Exercise prompt
Convert every line of the entries below into a Markdown table with two columns, "Row" for the row number and "Line" for the line itself, leaving out blank lines.

Provided data

==================================================

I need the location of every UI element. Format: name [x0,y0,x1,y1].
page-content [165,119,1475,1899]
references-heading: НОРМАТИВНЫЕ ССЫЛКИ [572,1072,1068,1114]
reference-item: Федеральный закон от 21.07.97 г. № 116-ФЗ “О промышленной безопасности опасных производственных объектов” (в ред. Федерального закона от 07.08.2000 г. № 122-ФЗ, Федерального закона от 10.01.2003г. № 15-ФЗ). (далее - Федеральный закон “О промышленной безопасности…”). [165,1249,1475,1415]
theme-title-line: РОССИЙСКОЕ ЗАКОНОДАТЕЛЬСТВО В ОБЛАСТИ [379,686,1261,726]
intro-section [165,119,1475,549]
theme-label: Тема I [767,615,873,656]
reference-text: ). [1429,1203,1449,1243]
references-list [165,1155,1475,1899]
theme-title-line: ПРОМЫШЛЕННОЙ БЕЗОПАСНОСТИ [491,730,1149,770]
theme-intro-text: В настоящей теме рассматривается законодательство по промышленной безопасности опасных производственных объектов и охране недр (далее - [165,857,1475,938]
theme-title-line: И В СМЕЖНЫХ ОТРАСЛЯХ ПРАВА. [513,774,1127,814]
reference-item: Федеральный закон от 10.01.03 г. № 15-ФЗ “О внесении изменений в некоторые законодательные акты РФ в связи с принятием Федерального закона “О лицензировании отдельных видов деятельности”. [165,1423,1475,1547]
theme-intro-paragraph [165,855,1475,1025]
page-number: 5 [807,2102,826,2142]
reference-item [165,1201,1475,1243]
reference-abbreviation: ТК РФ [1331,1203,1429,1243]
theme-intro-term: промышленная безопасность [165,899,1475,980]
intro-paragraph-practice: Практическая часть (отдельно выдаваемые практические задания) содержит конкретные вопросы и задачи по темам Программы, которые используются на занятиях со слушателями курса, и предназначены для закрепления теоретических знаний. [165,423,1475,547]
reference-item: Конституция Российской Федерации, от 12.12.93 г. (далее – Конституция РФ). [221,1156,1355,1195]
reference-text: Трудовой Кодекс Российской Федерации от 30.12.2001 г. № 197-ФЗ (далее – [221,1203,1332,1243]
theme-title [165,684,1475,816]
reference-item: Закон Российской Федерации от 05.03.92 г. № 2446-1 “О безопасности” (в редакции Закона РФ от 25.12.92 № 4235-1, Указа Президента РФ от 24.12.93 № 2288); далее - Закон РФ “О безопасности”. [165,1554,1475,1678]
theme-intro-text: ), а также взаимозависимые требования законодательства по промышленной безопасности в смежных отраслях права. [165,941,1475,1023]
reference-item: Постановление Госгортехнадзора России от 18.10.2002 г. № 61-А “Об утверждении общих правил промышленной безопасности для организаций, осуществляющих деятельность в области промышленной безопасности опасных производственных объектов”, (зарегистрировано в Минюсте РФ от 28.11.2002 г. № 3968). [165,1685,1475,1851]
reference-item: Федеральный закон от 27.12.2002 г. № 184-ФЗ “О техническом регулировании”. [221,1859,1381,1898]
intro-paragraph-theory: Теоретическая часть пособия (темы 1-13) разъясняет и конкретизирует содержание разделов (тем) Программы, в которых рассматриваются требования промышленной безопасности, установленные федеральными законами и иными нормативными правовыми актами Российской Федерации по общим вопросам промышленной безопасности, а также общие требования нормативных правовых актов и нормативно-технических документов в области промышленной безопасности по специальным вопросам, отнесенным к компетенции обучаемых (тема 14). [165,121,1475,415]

==================================================

Right answer
| Row | Line |
|---|---|
| 1 | I need the location of every UI element. Format: name [x0,y0,x1,y1]. |
| 2 | page-content [165,119,1475,1899] |
| 3 | references-heading: НОРМАТИВНЫЕ ССЫЛКИ [572,1072,1068,1114] |
| 4 | reference-item: Федеральный закон от 21.07.97 г. № 116-ФЗ “О промышленной безопасности опасных производственных объектов” (в ред. Федерального закона от 07.08.2000 г. № 122-ФЗ, Федерального закона от 10.01.2003г. № 15-ФЗ). (далее - Федеральный закон “О промышленной безопасности…”). [165,1249,1475,1415] |
| 5 | theme-title-line: РОССИЙСКОЕ ЗАКОНОДАТЕЛЬСТВО В ОБЛАСТИ [379,686,1261,726] |
| 6 | intro-section [165,119,1475,549] |
| 7 | theme-label: Тема I [767,615,873,656] |
| 8 | reference-text: ). [1429,1203,1449,1243] |
| 9 | references-list [165,1155,1475,1899] |
| 10 | theme-title-line: ПРОМЫШЛЕННОЙ БЕЗОПАСНОСТИ [491,730,1149,770] |
| 11 | theme-intro-text: В настоящей теме рассматривается законодательство по промышленной безопасности опасных производственных объектов и охране недр (далее - [165,857,1475,938] |
| 12 | theme-title-line: И В СМЕЖНЫХ ОТРАСЛЯХ ПРАВА. [513,774,1127,814] |
| 13 | reference-item: Федеральный закон от 10.01.03 г. № 15-ФЗ “О внесении изменений в некоторые законодательные акты РФ в связи с принятием Федерального закона “О лицензировании отдельных видов деятельности”. [165,1423,1475,1547] |
| 14 | theme-intro-paragraph [165,855,1475,1025] |
| 15 | page-number: 5 [807,2102,826,2142] |
| 16 | reference-item [165,1201,1475,1243] |
| 17 | reference-abbreviation: ТК РФ [1331,1203,1429,1243] |
| 18 | theme-intro-term: промышленная безопасность [165,899,1475,980] |
| 19 | intro-paragraph-practice: Практическая часть (отдельно выдаваемые практические задания) содержит конкретные вопросы и задачи по темам Программы, которые используются на занятиях со слушателями курса, и предназначены для закрепления теоретических знаний. [165,423,1475,547] |
| 20 | reference-item: Конституция Российской Федерации, от 12.12.93 г. (далее – Конституция РФ). [221,1156,1355,1195] |
| 21 | reference-text: Трудовой Кодекс Российской Федерации от 30.12.2001 г. № 197-ФЗ (далее – [221,1203,1332,1243] |
| 22 | theme-title [165,684,1475,816] |
| 23 | reference-item: Закон Российской Федерации от 05.03.92 г. № 2446-1 “О безопасности” (в редакции Закона РФ от 25.12.92 № 4235-1, Указа Президента РФ от 24.12.93 № 2288); далее - Закон РФ “О безопасности”. [165,1554,1475,1678] |
| 24 | theme-intro-text: ), а также взаимозависимые требования законодательства по промышленной безопасности в смежных отраслях права. [165,941,1475,1023] |
| 25 | reference-item: Постановление Госгортехнадзора России от 18.10.2002 г. № 61-А “Об утверждении общих правил промышленной безопасности для организаций, осуществляющих деятельность в области промышленной безопасности опасных производственных объектов”, (зарегистрировано в Минюсте РФ от 28.11.2002 г. № 3968). [165,1685,1475,1851] |
| 26 | reference-item: Федеральный закон от 27.12.2002 г. № 184-ФЗ “О техническом регулировании”. [221,1859,1381,1898] |
| 27 | intro-paragraph-theory: Теоретическая часть пособия (темы 1-13) разъясняет и конкретизирует содержание разделов (тем) Программы, в которых рассматриваются требования промышленной безопасности, установленные федеральными законами и иными нормативными правовыми актами Российской Федерации по общим вопросам промышленной безопасности, а также общие требования нормативных правовых актов и нормативно-технических документов в области промышленной безопасности по специальным вопросам, отнесенным к компетенции обучаемых (тема 14). [165,121,1475,415] |